**GIVEN PROBLEM:** Sort through the entries below and pull out lines containing the word "buiten".

**GIVEN DATA:**
^^^^^^^^

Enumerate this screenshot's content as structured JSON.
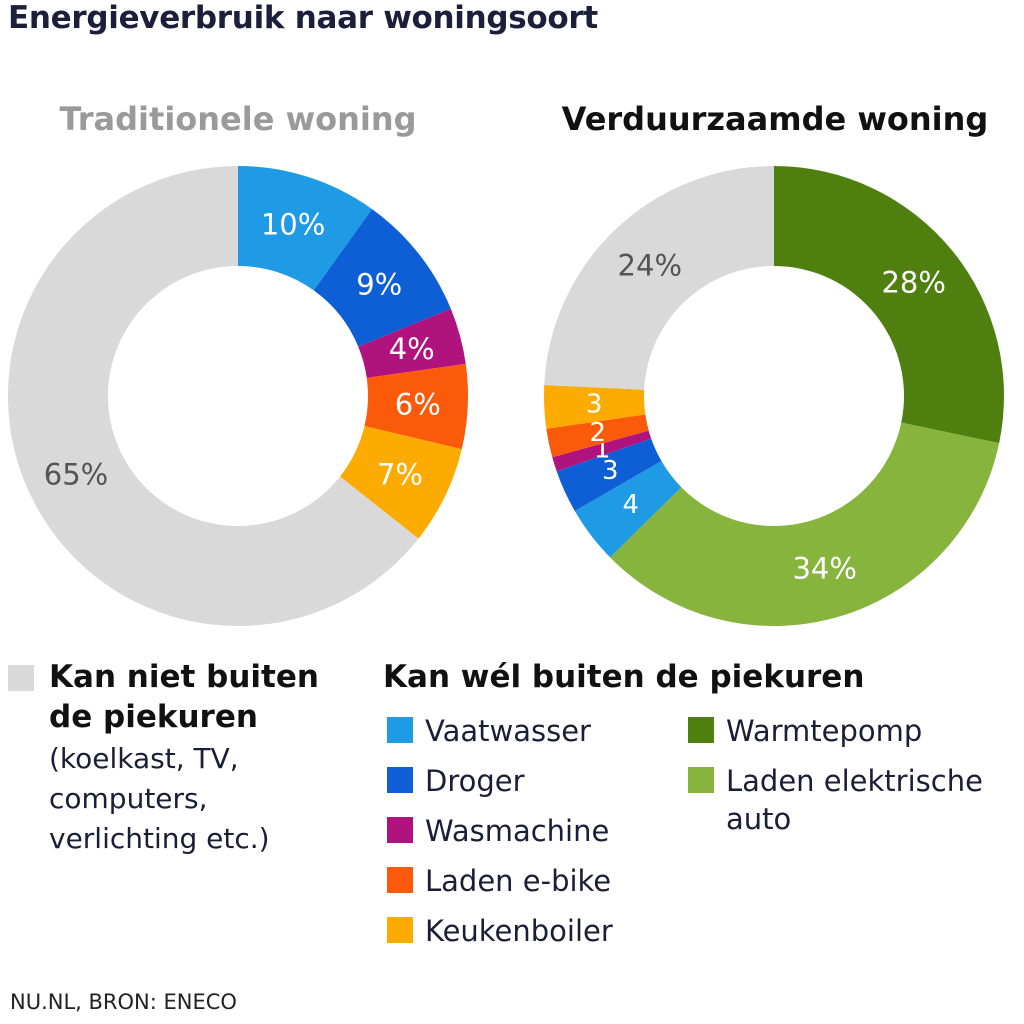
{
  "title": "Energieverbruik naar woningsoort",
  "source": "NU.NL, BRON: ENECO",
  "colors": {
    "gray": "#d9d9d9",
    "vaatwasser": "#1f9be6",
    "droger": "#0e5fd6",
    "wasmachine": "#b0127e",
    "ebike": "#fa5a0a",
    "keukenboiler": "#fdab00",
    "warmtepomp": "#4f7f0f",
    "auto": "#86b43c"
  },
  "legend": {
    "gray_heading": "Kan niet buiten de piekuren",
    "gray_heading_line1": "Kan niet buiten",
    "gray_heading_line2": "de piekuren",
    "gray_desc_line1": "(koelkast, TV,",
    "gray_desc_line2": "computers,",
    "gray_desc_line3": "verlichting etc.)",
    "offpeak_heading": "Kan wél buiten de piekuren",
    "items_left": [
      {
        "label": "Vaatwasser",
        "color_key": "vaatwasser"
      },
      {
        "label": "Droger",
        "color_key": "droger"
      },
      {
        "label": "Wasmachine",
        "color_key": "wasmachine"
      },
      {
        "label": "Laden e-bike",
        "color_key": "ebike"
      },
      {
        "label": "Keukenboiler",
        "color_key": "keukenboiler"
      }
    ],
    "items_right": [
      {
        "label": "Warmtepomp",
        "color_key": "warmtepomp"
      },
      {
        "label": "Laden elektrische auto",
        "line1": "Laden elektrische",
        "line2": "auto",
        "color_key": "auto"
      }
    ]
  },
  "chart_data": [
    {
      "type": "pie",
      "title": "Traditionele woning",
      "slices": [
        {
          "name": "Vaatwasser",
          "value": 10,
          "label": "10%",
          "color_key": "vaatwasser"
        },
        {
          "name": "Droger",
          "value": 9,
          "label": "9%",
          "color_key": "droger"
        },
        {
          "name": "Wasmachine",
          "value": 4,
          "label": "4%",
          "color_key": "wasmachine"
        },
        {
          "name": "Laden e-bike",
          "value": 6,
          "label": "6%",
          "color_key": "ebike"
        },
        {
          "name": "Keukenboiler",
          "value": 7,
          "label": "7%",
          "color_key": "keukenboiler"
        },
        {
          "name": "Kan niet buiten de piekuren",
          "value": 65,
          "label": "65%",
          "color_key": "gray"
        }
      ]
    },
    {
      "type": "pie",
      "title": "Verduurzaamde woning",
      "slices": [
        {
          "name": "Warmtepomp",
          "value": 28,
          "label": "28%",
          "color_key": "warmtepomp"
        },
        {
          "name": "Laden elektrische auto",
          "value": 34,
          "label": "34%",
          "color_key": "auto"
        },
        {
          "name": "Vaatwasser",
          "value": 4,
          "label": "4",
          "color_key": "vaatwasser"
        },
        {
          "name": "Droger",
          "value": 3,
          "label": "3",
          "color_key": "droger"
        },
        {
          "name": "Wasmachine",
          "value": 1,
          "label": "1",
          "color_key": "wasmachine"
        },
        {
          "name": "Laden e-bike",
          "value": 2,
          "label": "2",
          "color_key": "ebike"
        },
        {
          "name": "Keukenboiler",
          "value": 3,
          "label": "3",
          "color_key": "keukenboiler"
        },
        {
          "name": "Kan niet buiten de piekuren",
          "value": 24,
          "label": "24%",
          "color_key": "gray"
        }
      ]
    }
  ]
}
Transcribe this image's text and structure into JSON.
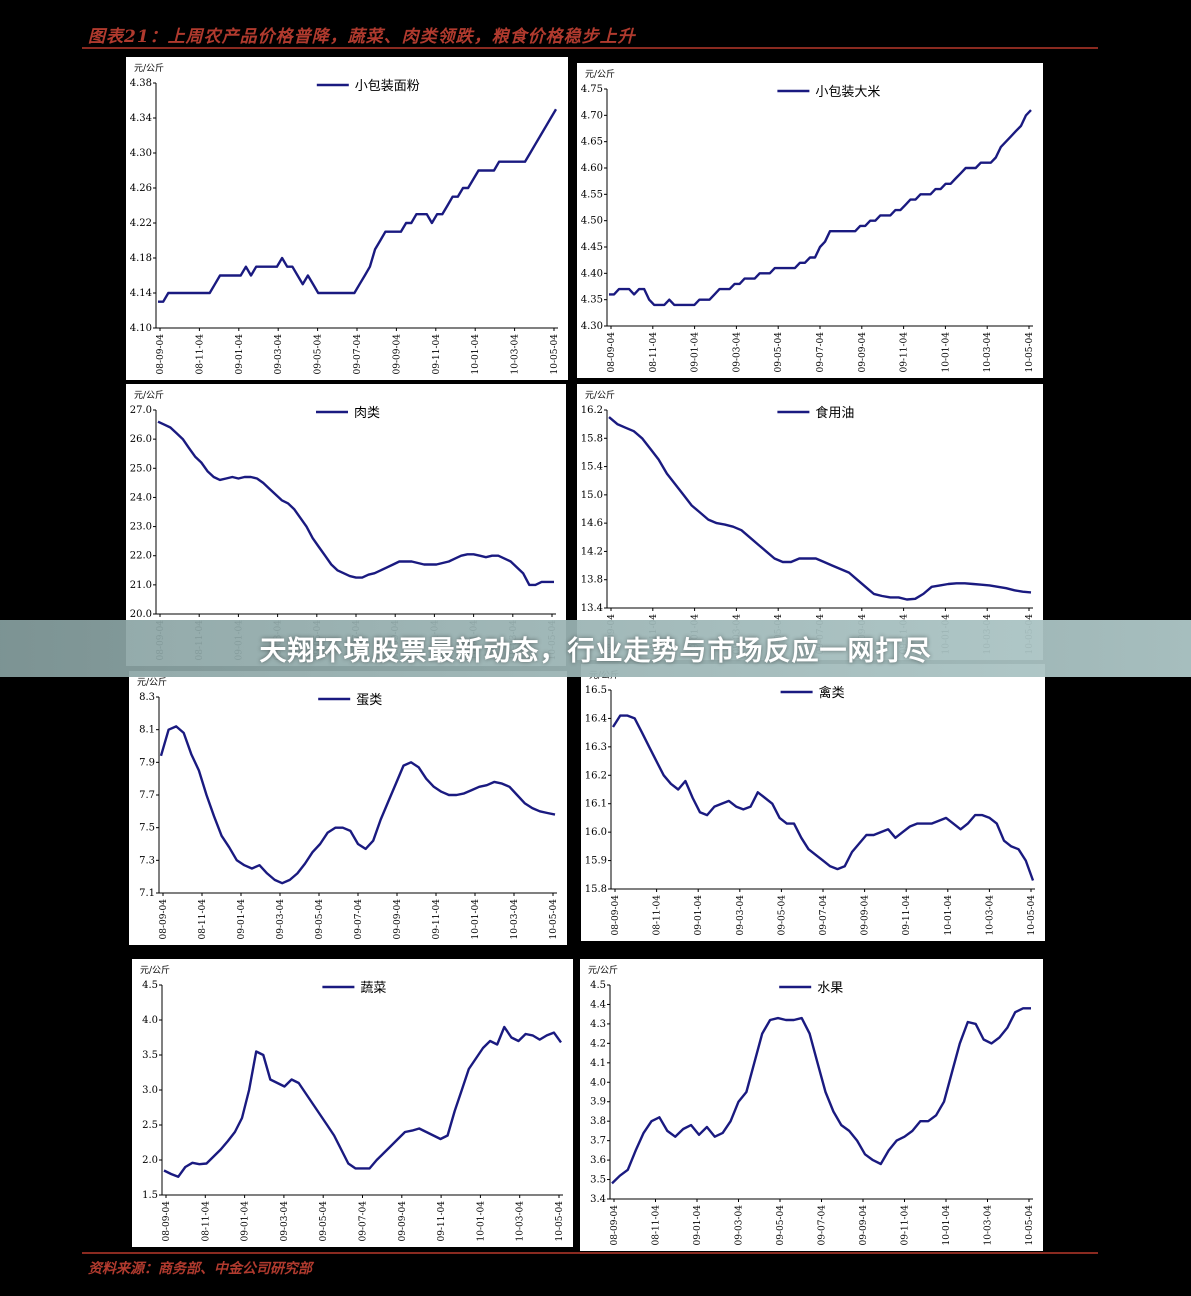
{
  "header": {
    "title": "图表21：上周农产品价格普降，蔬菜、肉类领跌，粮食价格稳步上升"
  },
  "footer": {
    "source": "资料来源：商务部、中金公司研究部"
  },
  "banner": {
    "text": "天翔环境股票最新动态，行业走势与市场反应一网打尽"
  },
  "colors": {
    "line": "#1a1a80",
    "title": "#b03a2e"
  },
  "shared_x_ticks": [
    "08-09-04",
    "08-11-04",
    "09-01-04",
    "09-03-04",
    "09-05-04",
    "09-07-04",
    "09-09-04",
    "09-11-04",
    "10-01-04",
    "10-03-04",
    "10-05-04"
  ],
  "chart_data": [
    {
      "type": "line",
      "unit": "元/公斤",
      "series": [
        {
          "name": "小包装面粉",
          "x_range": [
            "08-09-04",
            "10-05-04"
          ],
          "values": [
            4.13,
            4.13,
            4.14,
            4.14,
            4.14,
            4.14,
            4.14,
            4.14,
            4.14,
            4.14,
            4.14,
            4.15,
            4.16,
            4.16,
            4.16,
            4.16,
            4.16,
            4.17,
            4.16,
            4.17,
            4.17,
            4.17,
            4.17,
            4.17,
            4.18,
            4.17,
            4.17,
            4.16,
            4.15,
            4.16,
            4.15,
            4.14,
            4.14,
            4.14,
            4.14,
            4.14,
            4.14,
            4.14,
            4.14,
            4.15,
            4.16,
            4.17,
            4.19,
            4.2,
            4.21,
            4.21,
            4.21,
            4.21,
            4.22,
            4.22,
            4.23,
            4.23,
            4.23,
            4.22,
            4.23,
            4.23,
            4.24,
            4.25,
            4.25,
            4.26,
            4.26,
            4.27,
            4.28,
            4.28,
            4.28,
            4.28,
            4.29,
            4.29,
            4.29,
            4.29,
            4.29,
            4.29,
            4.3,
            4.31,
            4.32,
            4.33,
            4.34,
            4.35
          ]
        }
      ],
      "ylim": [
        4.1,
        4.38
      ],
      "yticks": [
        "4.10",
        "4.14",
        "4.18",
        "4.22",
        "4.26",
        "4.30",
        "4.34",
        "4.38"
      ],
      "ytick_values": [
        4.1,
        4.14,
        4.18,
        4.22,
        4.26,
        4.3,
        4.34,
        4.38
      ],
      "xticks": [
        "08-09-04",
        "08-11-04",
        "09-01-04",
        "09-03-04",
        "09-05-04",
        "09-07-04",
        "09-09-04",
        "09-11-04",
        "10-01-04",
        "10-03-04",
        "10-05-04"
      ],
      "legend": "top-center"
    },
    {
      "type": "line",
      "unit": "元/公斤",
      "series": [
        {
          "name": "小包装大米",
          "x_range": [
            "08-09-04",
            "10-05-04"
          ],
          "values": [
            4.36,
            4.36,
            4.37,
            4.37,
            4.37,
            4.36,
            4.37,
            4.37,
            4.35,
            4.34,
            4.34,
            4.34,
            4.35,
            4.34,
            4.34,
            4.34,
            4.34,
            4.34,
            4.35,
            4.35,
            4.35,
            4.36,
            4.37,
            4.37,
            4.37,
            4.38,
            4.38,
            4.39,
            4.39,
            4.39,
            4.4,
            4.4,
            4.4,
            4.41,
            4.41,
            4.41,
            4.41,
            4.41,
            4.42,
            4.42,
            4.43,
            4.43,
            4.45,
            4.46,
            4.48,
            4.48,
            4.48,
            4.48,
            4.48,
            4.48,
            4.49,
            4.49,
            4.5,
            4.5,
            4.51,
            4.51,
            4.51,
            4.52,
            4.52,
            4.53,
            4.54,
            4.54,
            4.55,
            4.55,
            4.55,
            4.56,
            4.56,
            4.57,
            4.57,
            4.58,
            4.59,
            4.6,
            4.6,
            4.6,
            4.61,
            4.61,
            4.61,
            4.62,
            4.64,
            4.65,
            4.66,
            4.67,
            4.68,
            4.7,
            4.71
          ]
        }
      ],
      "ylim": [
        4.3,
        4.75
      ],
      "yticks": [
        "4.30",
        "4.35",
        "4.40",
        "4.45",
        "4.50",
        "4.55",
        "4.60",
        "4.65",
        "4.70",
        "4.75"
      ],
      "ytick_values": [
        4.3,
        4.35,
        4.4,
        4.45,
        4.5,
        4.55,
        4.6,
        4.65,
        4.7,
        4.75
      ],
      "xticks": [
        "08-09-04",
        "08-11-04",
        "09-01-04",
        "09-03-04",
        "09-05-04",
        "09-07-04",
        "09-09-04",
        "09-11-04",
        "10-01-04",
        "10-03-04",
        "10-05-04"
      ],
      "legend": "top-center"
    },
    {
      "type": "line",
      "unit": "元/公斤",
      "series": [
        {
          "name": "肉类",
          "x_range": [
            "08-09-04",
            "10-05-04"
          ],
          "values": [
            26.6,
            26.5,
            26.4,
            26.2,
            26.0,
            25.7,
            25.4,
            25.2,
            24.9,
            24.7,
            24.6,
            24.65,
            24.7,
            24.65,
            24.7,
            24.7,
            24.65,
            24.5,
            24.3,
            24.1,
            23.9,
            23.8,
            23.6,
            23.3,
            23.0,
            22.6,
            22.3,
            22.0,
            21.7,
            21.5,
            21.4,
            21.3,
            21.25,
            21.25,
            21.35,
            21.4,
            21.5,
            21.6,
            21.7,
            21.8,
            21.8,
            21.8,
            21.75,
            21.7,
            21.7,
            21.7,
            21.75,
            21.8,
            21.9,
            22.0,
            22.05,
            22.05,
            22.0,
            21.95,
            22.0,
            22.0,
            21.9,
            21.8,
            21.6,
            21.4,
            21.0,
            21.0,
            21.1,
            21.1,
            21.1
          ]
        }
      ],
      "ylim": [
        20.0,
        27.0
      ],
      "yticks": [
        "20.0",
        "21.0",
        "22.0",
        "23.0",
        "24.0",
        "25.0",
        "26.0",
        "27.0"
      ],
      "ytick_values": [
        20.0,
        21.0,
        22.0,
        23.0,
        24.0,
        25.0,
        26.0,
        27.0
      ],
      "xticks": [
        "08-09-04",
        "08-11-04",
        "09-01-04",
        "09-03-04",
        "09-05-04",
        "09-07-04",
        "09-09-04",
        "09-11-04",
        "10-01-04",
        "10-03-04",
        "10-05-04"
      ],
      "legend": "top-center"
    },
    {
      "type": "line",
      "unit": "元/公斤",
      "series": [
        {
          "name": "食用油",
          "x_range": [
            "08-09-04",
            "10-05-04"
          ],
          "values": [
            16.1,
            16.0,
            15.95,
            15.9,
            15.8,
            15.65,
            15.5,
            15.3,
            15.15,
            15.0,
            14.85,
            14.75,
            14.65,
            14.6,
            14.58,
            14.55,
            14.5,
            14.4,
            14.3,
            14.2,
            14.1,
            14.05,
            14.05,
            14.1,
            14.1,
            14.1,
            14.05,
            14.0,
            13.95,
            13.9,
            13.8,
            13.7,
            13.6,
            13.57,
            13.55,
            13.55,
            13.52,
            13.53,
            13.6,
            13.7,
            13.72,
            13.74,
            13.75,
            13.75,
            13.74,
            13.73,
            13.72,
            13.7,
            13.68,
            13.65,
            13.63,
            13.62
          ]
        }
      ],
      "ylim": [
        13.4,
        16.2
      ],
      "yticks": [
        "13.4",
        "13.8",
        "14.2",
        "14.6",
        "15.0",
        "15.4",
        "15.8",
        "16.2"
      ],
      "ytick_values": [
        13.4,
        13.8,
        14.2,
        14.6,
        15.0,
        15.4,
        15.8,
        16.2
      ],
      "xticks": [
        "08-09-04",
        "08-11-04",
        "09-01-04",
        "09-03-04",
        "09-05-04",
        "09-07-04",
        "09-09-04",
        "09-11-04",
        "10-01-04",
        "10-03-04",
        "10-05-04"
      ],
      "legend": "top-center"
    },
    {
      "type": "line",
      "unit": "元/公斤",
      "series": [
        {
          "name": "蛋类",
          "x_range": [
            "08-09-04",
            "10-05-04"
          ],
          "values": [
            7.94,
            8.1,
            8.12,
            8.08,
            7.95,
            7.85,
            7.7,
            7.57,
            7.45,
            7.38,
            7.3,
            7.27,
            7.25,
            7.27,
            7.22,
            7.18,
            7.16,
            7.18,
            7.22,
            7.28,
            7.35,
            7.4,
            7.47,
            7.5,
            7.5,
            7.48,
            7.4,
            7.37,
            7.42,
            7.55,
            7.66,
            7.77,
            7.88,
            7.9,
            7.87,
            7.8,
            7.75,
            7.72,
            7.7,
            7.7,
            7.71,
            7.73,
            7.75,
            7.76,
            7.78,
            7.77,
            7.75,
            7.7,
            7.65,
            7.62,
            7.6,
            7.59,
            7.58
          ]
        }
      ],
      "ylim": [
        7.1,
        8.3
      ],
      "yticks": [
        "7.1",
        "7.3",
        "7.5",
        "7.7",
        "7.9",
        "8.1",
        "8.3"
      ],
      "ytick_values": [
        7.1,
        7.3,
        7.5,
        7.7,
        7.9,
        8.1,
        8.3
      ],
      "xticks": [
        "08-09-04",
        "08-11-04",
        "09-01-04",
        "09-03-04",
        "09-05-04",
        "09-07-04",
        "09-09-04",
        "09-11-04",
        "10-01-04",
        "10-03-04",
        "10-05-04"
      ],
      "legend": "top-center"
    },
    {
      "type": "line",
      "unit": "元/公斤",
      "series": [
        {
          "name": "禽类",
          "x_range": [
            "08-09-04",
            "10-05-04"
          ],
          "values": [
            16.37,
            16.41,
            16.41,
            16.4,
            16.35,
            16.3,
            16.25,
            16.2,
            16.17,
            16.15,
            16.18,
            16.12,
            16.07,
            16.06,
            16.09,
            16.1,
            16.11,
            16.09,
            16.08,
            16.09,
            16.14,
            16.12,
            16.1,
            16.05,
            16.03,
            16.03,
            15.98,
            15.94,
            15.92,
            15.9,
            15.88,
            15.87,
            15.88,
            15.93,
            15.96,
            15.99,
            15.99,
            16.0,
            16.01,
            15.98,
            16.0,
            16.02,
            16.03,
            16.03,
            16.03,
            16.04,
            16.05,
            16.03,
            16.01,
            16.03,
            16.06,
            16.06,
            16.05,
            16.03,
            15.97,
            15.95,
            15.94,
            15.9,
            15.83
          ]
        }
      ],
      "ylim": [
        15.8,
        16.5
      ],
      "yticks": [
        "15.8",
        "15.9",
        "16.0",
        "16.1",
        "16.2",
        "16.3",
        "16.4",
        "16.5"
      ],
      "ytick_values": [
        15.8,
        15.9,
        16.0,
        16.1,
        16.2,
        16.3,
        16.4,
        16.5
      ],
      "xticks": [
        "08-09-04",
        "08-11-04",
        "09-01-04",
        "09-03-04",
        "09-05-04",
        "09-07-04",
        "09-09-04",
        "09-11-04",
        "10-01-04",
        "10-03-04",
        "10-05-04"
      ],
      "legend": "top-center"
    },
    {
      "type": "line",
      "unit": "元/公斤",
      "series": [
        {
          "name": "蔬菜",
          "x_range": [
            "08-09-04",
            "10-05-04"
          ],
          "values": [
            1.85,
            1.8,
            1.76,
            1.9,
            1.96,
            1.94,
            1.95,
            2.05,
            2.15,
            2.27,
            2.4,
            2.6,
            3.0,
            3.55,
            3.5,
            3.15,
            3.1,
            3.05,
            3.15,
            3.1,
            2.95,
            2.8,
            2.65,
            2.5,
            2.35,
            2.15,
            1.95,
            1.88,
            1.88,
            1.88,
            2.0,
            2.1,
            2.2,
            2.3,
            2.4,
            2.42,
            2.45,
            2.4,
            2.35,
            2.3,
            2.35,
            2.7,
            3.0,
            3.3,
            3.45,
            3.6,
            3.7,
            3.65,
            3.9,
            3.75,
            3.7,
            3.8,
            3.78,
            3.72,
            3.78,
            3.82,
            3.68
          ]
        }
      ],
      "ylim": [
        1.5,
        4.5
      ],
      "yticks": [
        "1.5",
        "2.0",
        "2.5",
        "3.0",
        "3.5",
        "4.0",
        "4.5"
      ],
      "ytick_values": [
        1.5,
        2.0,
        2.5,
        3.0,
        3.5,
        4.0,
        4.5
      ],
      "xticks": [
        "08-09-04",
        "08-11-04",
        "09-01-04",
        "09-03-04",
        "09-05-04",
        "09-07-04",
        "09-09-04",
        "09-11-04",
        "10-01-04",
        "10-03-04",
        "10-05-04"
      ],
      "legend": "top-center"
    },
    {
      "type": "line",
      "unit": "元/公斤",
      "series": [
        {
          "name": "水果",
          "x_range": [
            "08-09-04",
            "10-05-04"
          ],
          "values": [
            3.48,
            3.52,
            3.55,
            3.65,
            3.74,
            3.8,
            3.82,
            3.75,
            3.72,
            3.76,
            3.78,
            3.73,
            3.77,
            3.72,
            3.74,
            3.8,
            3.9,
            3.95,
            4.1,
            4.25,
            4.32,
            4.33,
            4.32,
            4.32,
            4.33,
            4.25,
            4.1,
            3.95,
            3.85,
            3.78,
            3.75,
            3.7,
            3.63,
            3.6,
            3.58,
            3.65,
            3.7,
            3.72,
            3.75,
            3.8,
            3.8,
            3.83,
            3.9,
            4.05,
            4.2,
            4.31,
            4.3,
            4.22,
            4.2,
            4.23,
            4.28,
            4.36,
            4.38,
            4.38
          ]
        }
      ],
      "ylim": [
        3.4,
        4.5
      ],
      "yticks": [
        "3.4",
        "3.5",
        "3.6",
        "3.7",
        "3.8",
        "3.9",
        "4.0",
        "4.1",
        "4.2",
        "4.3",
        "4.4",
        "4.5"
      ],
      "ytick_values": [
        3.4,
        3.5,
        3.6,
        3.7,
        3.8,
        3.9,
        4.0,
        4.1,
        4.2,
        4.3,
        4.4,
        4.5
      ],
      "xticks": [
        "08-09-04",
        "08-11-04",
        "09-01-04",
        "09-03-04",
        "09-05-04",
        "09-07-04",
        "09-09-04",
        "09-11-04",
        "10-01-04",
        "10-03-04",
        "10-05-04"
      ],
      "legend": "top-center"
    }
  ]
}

^^^^^^^^

**SOLUTION TO THIS EXERCISE:**
    "gray_heading": "Kan niet buiten de piekuren",
    "gray_heading_line1": "Kan niet buiten",
    "offpeak_heading": "Kan wél buiten de piekuren",
          "name": "Kan niet buiten de piekuren",
          "name": "Kan niet buiten de piekuren",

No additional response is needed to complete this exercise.